— Directions for this task —
Every line below that holds the string "subtitle" should be copied out.

[Dataset rows]
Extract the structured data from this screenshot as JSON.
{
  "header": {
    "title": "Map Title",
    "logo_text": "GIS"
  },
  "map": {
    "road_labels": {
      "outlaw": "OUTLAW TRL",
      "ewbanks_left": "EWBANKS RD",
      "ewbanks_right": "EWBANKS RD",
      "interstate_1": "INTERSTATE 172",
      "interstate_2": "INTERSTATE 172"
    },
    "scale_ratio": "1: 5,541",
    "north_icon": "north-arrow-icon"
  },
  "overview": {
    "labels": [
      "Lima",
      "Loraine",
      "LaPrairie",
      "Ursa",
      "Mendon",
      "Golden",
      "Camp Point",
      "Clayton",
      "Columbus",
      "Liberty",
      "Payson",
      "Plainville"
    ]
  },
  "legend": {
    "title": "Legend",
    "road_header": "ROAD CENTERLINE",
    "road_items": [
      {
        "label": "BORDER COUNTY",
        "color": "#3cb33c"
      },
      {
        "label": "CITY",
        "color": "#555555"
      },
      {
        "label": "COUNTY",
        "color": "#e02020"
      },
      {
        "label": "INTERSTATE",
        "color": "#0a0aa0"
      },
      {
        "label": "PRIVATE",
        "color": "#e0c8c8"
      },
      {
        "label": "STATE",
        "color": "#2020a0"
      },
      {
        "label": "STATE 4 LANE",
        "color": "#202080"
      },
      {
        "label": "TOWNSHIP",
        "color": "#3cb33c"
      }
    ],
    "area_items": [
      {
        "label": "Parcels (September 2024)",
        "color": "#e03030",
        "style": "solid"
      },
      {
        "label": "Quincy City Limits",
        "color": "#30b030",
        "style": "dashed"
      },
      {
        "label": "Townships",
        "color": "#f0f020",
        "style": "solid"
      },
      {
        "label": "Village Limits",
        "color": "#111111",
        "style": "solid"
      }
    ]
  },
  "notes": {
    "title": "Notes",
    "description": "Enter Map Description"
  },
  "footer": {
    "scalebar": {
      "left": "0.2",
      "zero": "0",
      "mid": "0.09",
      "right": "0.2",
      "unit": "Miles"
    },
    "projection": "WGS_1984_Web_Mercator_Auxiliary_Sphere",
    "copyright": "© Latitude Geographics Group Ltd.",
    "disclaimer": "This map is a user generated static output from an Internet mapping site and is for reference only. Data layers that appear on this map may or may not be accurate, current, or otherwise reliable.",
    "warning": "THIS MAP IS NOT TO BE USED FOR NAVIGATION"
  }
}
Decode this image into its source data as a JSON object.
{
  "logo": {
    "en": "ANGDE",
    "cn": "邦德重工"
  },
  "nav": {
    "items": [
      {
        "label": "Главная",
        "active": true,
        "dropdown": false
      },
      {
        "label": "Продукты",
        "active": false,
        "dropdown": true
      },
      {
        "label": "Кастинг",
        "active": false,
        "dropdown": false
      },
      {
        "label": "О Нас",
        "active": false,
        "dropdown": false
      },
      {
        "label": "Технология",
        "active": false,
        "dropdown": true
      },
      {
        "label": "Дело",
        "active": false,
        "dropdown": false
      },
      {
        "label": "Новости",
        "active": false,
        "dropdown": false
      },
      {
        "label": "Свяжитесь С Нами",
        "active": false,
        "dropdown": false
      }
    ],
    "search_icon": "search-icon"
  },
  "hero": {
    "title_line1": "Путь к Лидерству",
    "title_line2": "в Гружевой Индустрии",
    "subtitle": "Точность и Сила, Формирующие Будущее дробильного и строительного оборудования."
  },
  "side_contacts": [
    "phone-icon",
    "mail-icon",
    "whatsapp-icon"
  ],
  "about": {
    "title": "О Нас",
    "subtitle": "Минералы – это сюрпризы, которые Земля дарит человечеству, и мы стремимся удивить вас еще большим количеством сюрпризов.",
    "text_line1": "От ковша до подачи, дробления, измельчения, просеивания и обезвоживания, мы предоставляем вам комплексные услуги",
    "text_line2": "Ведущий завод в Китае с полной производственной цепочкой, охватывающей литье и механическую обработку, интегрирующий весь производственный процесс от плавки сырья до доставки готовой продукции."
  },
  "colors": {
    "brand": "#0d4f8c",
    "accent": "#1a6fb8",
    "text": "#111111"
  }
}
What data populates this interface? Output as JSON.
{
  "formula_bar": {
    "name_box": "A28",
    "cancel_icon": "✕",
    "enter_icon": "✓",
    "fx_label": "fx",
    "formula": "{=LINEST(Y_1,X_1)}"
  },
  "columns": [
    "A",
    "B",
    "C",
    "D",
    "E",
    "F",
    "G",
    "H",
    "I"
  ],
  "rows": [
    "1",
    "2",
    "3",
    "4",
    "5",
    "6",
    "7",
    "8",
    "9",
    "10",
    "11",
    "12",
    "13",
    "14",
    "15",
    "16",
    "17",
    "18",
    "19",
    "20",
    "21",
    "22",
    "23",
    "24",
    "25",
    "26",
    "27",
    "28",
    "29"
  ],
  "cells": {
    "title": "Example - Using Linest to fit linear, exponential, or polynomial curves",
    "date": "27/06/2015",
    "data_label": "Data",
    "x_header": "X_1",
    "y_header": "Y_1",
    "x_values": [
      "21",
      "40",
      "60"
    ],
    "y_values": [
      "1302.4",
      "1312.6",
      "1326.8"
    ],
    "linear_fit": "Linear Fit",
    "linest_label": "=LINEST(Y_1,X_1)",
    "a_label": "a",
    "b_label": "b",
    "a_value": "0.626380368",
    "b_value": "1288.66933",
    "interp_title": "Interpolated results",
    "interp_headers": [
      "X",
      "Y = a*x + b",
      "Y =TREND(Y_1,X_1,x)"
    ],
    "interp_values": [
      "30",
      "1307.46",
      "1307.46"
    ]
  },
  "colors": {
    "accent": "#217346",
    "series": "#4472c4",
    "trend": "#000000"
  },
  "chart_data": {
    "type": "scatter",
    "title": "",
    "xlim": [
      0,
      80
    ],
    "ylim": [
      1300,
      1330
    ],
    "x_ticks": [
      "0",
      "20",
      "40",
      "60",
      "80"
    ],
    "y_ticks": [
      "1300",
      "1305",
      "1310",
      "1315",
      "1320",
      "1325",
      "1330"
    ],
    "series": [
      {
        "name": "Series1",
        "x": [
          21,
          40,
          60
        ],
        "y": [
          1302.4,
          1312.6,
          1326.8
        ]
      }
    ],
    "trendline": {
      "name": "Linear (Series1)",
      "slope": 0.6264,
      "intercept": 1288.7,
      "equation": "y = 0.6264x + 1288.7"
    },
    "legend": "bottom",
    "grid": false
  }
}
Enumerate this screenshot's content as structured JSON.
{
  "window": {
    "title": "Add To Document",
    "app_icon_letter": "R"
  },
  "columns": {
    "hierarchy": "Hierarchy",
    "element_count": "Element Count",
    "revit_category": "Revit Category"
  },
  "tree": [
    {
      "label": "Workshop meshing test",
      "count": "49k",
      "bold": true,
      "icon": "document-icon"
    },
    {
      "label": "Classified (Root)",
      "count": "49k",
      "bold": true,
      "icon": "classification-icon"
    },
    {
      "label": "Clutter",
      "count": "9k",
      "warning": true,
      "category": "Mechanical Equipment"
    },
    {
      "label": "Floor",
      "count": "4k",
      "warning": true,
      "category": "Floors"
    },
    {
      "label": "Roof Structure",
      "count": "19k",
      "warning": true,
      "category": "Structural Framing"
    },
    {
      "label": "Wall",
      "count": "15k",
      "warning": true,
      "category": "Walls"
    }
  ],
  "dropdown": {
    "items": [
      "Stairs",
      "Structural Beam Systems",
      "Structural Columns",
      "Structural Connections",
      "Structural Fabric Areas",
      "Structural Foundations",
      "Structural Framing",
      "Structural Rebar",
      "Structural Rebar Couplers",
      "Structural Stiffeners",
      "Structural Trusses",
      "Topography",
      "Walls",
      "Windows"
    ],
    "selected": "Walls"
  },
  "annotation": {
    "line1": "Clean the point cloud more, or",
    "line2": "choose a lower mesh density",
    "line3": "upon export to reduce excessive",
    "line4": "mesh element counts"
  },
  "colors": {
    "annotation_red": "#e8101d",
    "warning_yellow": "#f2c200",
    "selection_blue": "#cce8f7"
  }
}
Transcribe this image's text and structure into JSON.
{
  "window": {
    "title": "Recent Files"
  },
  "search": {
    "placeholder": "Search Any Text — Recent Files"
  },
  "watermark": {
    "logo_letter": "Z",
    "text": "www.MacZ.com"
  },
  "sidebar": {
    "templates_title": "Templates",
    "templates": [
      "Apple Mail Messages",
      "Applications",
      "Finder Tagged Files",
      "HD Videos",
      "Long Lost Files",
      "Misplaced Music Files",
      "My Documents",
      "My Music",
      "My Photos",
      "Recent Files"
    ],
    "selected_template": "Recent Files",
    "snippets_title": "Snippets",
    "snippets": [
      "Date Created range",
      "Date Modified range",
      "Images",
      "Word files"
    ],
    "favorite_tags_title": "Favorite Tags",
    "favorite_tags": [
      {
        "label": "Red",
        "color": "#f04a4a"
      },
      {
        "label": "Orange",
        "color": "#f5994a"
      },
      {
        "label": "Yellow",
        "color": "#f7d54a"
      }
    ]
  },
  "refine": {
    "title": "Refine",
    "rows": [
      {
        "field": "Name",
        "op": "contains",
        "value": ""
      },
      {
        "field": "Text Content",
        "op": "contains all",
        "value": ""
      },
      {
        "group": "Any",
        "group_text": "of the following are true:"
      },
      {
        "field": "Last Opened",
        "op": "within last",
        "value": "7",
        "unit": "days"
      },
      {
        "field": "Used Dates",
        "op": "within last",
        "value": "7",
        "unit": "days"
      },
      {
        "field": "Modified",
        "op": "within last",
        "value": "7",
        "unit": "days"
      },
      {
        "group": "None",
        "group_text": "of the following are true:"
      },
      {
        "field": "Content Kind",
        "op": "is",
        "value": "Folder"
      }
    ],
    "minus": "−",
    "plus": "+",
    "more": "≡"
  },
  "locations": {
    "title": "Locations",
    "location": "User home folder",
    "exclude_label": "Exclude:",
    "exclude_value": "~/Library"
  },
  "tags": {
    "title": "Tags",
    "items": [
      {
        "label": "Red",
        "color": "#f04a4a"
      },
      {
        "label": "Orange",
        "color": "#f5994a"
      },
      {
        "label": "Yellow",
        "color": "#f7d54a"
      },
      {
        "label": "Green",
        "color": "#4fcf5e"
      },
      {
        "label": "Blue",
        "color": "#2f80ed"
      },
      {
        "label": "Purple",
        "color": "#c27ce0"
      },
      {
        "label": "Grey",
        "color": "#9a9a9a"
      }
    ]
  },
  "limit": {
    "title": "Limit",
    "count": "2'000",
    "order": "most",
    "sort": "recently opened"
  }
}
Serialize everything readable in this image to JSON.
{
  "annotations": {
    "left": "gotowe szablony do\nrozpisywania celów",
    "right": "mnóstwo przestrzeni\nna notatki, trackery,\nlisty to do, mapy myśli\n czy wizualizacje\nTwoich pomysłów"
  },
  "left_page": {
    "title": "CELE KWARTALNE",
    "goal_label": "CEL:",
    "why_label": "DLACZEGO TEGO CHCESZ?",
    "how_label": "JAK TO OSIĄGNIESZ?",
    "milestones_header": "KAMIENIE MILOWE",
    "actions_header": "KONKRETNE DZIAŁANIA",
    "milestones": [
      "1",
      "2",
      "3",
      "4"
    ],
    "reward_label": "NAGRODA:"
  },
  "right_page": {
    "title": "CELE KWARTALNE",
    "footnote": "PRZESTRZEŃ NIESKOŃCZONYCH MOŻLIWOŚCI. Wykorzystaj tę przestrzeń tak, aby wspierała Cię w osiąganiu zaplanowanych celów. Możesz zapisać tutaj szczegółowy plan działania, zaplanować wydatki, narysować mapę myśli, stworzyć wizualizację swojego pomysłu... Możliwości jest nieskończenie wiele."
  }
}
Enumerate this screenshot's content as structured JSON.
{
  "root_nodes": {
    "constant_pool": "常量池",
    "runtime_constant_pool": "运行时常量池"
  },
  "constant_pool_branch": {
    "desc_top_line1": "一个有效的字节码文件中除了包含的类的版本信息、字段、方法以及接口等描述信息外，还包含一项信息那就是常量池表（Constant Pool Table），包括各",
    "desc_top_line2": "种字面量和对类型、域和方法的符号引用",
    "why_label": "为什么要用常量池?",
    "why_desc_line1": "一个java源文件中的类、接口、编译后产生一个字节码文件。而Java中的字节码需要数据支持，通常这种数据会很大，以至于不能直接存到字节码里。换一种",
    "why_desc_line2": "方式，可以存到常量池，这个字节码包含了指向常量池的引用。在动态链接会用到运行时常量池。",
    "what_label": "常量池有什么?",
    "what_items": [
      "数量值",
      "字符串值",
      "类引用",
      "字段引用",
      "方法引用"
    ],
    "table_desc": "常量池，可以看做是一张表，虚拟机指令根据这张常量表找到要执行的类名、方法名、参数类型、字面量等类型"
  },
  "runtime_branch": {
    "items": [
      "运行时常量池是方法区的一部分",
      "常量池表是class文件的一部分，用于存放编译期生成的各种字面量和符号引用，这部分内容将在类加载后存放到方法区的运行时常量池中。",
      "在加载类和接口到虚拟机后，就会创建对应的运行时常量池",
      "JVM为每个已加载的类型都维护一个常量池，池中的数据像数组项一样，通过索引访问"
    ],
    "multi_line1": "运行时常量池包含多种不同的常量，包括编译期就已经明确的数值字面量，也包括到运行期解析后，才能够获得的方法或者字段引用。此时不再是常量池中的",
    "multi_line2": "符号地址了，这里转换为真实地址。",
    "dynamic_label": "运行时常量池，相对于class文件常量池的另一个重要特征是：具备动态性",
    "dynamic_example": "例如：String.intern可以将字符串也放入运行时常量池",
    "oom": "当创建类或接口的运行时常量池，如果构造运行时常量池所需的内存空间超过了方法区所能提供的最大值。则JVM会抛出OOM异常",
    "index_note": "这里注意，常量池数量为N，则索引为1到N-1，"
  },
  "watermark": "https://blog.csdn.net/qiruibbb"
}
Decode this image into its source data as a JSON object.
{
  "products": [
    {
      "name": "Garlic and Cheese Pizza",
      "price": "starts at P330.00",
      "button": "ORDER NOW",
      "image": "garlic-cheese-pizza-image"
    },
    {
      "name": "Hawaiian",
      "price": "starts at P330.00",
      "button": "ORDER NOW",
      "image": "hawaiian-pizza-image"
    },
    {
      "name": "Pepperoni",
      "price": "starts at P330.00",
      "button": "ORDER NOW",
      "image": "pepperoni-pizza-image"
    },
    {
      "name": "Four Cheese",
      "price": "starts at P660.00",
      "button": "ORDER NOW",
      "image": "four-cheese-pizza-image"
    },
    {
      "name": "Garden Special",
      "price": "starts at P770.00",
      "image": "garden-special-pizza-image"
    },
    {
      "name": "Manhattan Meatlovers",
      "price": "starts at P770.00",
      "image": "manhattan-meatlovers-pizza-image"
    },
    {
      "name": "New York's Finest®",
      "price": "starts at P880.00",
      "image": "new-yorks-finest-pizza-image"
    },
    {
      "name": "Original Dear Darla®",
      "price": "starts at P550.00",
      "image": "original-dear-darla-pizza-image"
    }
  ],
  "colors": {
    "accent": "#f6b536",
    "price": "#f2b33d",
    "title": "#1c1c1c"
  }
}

— Worked solution —
    "subtitle": "Точность и Сила, Формирующие Будущее дробильного и строительного оборудования."
    "subtitle": "Минералы – это сюрпризы, которые Земля дарит человечеству, и мы стремимся удивить вас еще большим количеством сюрпризов.",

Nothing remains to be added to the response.